Texto apresentado:

O azedume acentuou-se em Agosto de 2018 com a sua nomeação para cônsul da França em Los Angeles, cidade onde vivia e leccionava há vários anos. A controvérsia atingiu o paroxismo quando o Syndicat du Ministère des Affaires Étrangères apelou ao Conselho de Estado. Em Março de 2019, sublinhando não estar em causa a pessoa de Besson, mas «o princípio da igualdade», foi anulado o decreto presidencial. Isto na França, país que, à semelhança de dezenas de outros, sempre teve cargos diplomáticos ocupados por escritores. Adiante.

Philippe Besson tem 53 anos, é homossexual, jurista e professor na área do Direito Social. Entre outros cargos, ocupou o de secretário-geral do IFOP, ou seja, o Institut Français d’Opinion Publique. A obra literária inclui mais de vinte romances, alguns dos quais adaptados ao cinema (um deles, Son frère, é o filme homónimo feito por Chéreau em 2003), três novelas e um livro de poesia.

Desafios:
• 1. Que idade tem Philippe Besson, segundo o texto apresentado?
• 2. Reescreva o trecho do texto apresentado de "Philippe Besson tem" a "livro de poesia.", substituindo "romances" por "livros".
As linhas não têm qualquer papel nesta parte.

Linhas apresentadas:
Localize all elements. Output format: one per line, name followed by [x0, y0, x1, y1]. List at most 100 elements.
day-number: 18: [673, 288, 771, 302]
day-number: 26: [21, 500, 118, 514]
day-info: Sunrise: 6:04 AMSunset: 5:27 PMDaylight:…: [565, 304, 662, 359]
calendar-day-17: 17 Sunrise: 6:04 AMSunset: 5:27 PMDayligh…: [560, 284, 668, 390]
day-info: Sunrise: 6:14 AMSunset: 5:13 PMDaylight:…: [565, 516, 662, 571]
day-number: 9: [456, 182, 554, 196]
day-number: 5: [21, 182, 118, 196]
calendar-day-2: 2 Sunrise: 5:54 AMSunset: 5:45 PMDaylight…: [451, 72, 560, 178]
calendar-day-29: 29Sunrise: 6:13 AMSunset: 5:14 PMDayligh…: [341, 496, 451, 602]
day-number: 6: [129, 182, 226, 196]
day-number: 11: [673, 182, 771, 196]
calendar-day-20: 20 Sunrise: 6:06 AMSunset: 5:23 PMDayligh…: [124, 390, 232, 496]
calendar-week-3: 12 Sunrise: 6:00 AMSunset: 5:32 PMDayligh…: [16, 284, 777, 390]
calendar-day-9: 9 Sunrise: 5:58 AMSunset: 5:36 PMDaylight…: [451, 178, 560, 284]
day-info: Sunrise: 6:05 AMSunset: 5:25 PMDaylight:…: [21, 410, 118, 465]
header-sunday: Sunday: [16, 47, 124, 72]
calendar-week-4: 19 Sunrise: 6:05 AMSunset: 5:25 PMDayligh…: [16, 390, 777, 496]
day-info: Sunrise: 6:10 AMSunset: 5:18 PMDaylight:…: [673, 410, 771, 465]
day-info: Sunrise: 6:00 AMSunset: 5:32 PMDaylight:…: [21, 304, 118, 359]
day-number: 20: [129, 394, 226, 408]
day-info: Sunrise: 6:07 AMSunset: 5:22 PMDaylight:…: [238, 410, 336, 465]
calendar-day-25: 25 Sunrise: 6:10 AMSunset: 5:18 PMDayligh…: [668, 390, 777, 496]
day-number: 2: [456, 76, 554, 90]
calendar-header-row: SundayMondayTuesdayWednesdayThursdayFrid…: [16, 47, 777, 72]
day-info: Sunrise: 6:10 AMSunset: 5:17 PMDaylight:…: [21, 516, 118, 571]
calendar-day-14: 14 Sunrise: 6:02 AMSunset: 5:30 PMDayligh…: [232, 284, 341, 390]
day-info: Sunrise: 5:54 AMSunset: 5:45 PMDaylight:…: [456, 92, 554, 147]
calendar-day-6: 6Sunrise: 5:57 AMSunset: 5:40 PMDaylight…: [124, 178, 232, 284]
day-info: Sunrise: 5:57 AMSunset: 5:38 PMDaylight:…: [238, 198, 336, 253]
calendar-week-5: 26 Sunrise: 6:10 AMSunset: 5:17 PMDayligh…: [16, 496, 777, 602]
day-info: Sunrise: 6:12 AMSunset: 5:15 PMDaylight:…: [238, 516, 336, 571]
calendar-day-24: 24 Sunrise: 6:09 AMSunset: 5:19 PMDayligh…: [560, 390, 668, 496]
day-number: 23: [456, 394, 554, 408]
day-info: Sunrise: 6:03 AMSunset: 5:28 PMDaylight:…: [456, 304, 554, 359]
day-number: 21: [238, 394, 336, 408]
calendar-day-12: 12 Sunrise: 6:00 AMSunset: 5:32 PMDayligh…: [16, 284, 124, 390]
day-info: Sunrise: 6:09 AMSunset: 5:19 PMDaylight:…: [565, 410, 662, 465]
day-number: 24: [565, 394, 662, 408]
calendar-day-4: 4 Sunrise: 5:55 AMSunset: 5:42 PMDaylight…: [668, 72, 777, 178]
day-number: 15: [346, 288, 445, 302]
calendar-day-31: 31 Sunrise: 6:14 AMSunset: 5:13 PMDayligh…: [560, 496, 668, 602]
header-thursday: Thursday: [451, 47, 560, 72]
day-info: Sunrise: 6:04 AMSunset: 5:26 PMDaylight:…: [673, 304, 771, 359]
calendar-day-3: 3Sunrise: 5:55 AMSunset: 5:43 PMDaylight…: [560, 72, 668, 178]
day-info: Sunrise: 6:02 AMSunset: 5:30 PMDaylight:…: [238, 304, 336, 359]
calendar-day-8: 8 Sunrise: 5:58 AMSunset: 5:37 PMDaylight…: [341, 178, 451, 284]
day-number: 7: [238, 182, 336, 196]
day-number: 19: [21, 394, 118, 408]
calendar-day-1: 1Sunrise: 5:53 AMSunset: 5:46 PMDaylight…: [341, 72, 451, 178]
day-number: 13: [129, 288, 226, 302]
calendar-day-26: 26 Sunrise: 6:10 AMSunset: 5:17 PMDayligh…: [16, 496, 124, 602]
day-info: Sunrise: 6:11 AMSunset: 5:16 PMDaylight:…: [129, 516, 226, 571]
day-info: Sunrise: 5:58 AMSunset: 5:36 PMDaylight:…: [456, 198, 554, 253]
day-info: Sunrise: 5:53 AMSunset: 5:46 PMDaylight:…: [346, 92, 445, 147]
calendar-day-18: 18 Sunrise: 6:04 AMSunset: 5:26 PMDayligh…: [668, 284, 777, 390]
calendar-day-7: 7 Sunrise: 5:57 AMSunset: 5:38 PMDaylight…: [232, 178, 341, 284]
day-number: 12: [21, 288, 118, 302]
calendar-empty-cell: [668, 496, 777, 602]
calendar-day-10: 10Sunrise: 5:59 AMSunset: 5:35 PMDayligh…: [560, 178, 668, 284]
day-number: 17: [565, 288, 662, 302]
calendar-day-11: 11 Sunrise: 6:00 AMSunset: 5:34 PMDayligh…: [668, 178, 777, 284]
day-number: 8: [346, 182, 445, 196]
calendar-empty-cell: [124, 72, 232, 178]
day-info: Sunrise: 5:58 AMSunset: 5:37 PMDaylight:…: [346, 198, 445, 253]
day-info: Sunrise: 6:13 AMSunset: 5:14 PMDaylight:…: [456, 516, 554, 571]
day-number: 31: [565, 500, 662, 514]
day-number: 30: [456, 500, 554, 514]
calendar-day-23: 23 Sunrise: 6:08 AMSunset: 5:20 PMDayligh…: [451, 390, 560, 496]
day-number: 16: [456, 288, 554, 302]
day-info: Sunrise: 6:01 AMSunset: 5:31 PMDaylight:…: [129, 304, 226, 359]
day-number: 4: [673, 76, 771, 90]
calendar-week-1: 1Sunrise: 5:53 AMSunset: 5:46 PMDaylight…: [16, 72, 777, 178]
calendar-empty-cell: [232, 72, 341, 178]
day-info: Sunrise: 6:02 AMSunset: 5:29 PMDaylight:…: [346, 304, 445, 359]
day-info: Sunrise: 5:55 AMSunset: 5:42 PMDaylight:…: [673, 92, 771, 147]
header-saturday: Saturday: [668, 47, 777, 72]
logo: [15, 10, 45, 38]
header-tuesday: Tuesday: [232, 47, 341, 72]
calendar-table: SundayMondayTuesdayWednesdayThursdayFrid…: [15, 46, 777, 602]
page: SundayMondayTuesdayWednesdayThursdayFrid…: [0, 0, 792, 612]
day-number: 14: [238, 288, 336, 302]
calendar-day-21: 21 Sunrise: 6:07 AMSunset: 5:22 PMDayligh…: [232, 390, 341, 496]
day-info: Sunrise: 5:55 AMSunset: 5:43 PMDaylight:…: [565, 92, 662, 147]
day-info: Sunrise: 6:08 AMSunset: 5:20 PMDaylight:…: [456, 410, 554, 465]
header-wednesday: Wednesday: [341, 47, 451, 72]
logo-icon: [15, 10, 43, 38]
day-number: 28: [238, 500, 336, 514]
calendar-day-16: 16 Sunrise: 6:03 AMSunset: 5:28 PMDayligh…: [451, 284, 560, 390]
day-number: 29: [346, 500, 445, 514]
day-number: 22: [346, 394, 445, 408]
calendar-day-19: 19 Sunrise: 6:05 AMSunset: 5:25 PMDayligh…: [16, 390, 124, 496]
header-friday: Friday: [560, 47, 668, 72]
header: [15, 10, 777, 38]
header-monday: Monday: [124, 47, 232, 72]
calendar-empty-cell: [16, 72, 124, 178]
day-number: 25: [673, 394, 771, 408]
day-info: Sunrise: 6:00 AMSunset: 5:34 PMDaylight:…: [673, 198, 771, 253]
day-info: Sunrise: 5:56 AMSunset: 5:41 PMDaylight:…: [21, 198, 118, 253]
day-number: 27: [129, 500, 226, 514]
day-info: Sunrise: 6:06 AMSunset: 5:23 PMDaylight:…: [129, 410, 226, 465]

Respostas:
• 1. Tem 53 anos.

• 2.
Philippe Besson tem 53 anos, é homossexual, jurista e professor na área do Direito Social. Entre outros cargos, ocupou o de secretário-geral do IFOP, ou seja, o Institut Français d’Opinion Publique. A obra literária inclui mais de vinte livros, alguns dos quais adaptados ao cinema (um deles, Son frère, é o filme homónimo feito por Chéreau em 2003), três novelas e um livro de poesia.